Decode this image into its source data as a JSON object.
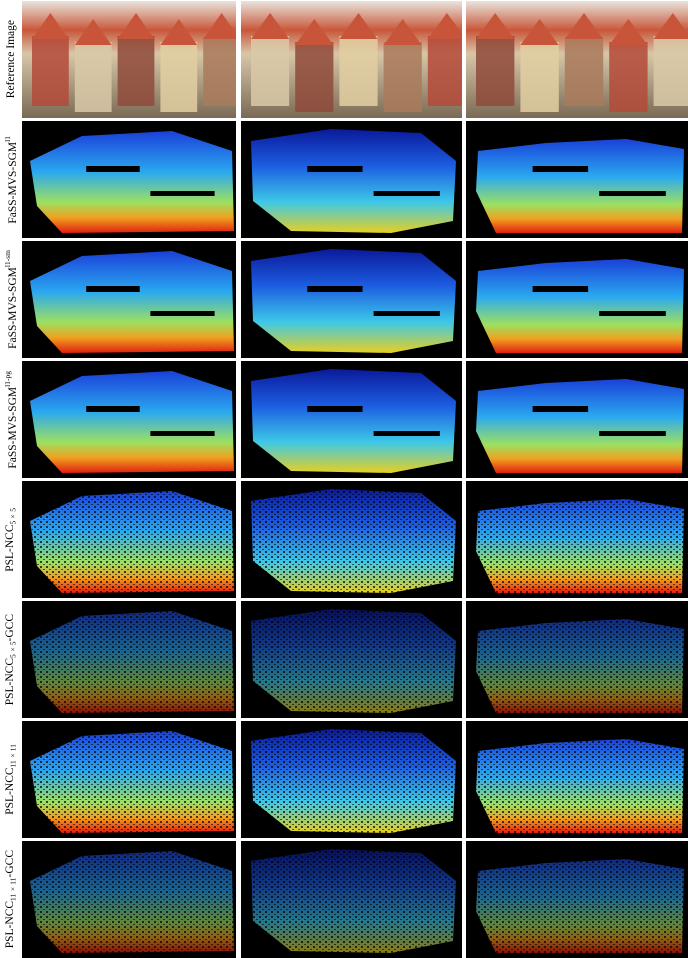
{
  "rows": [
    {
      "label": {
        "text": "Reference Image"
      }
    },
    {
      "label": {
        "text": "FaSS-MVS-SGM",
        "sup": "l1"
      }
    },
    {
      "label": {
        "text": "FaSS-MVS-SGM",
        "sup": "l1-sm"
      }
    },
    {
      "label": {
        "text": "FaSS-MVS-SGM",
        "sup": "l1-pg"
      }
    },
    {
      "label": {
        "text": "PSL-NCC",
        "sub": "5×5"
      }
    },
    {
      "label": {
        "text": "PSL-NCC",
        "sub": "5×5",
        "suffix": "-GCC"
      }
    },
    {
      "label": {
        "text": "PSL-NCC",
        "sub": "11×11"
      }
    },
    {
      "label": {
        "text": "PSL-NCC",
        "sub": "11×11",
        "suffix": "-GCC"
      }
    }
  ]
}
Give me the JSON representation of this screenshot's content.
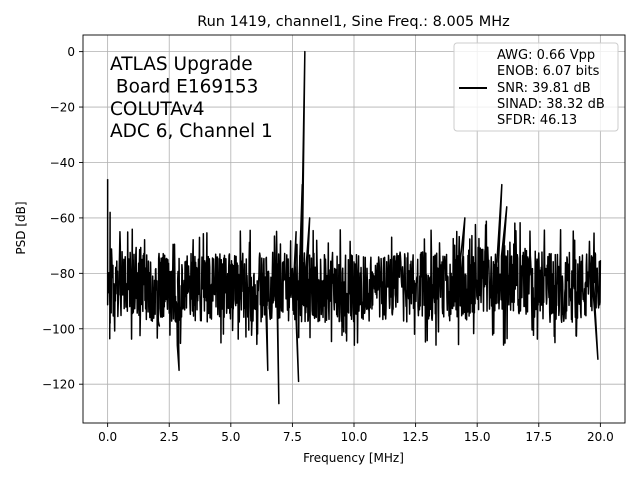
{
  "chart_data": {
    "type": "line",
    "title": "Run 1419, channel1, Sine Freq.: 8.005 MHz",
    "xlabel": "Frequency [MHz]",
    "ylabel": "PSD [dB]",
    "xlim": [
      -1.0,
      21.0
    ],
    "ylim": [
      -134,
      6
    ],
    "x_ticks": [
      0.0,
      2.5,
      5.0,
      7.5,
      10.0,
      12.5,
      15.0,
      17.5,
      20.0
    ],
    "x_tick_labels": [
      "0.0",
      "2.5",
      "5.0",
      "7.5",
      "10.0",
      "12.5",
      "15.0",
      "17.5",
      "20.0"
    ],
    "y_ticks": [
      0,
      -20,
      -40,
      -60,
      -80,
      -100,
      -120
    ],
    "y_tick_labels": [
      "0",
      "−20",
      "−40",
      "−60",
      "−80",
      "−100",
      "−120"
    ],
    "grid": true,
    "annotation": [
      "ATLAS Upgrade",
      " Board E169153",
      "COLUTAv4",
      "ADC 6, Channel 1"
    ],
    "legend": {
      "position": "top-right",
      "entries": [
        "AWG: 0.66 Vpp",
        "ENOB: 6.07 bits",
        "SNR: 39.81 dB",
        "SINAD: 38.32 dB",
        "SFDR: 46.13"
      ]
    },
    "series": [
      {
        "name": "PSD",
        "color": "#000000",
        "x_range": [
          0.0,
          20.0
        ],
        "noise_floor_db": -85,
        "noise_envelope_db": [
          -100,
          -70
        ],
        "peaks": [
          {
            "x": 0.0,
            "y": -46
          },
          {
            "x": 0.1,
            "y": -58
          },
          {
            "x": 0.1,
            "y": -98
          },
          {
            "x": 2.1,
            "y": -99
          },
          {
            "x": 2.9,
            "y": -115
          },
          {
            "x": 6.5,
            "y": -115
          },
          {
            "x": 6.95,
            "y": -127
          },
          {
            "x": 7.65,
            "y": -65
          },
          {
            "x": 7.9,
            "y": -48
          },
          {
            "x": 8.005,
            "y": 0
          },
          {
            "x": 7.75,
            "y": -119
          },
          {
            "x": 8.2,
            "y": -60
          },
          {
            "x": 14.5,
            "y": -60
          },
          {
            "x": 16.0,
            "y": -48
          },
          {
            "x": 16.2,
            "y": -56
          },
          {
            "x": 19.9,
            "y": -111
          }
        ]
      }
    ]
  }
}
* * * *
*Given request*
Without the pictures, retype the whole of the material above exactly.

*Answer to this task*
Decode this image into its source data as a JSON object.
{
  "rows": [
    {
      "label": {
        "text": "Reference Image"
      }
    },
    {
      "label": {
        "text": "FaSS-MVS-SGM",
        "sup": "l1"
      }
    },
    {
      "label": {
        "text": "FaSS-MVS-SGM",
        "sup": "l1-sm"
      }
    },
    {
      "label": {
        "text": "FaSS-MVS-SGM",
        "sup": "l1-pg"
      }
    },
    {
      "label": {
        "text": "PSL-NCC",
        "sub": "5×5"
      }
    },
    {
      "label": {
        "text": "PSL-NCC",
        "sub": "5×5",
        "suffix": "-GCC"
      }
    },
    {
      "label": {
        "text": "PSL-NCC",
        "sub": "11×11"
      }
    },
    {
      "label": {
        "text": "PSL-NCC",
        "sub": "11×11",
        "suffix": "-GCC"
      }
    }
  ]
}
Give me the JSON representation of this screenshot's content.
{
  "chart_data": {
    "type": "line",
    "title": "Run 1419, channel1, Sine Freq.: 8.005 MHz",
    "xlabel": "Frequency [MHz]",
    "ylabel": "PSD [dB]",
    "xlim": [
      -1.0,
      21.0
    ],
    "ylim": [
      -134,
      6
    ],
    "x_ticks": [
      0.0,
      2.5,
      5.0,
      7.5,
      10.0,
      12.5,
      15.0,
      17.5,
      20.0
    ],
    "x_tick_labels": [
      "0.0",
      "2.5",
      "5.0",
      "7.5",
      "10.0",
      "12.5",
      "15.0",
      "17.5",
      "20.0"
    ],
    "y_ticks": [
      0,
      -20,
      -40,
      -60,
      -80,
      -100,
      -120
    ],
    "y_tick_labels": [
      "0",
      "−20",
      "−40",
      "−60",
      "−80",
      "−100",
      "−120"
    ],
    "grid": true,
    "annotation": [
      "ATLAS Upgrade",
      " Board E169153",
      "COLUTAv4",
      "ADC 6, Channel 1"
    ],
    "legend": {
      "position": "top-right",
      "entries": [
        "AWG: 0.66 Vpp",
        "ENOB: 6.07 bits",
        "SNR: 39.81 dB",
        "SINAD: 38.32 dB",
        "SFDR: 46.13"
      ]
    },
    "series": [
      {
        "name": "PSD",
        "color": "#000000",
        "x_range": [
          0.0,
          20.0
        ],
        "noise_floor_db": -85,
        "noise_envelope_db": [
          -100,
          -70
        ],
        "peaks": [
          {
            "x": 0.0,
            "y": -46
          },
          {
            "x": 0.1,
            "y": -58
          },
          {
            "x": 0.1,
            "y": -98
          },
          {
            "x": 2.1,
            "y": -99
          },
          {
            "x": 2.9,
            "y": -115
          },
          {
            "x": 6.5,
            "y": -115
          },
          {
            "x": 6.95,
            "y": -127
          },
          {
            "x": 7.65,
            "y": -65
          },
          {
            "x": 7.9,
            "y": -48
          },
          {
            "x": 8.005,
            "y": 0
          },
          {
            "x": 7.75,
            "y": -119
          },
          {
            "x": 8.2,
            "y": -60
          },
          {
            "x": 14.5,
            "y": -60
          },
          {
            "x": 16.0,
            "y": -48
          },
          {
            "x": 16.2,
            "y": -56
          },
          {
            "x": 19.9,
            "y": -111
          }
        ]
      }
    ]
  }
}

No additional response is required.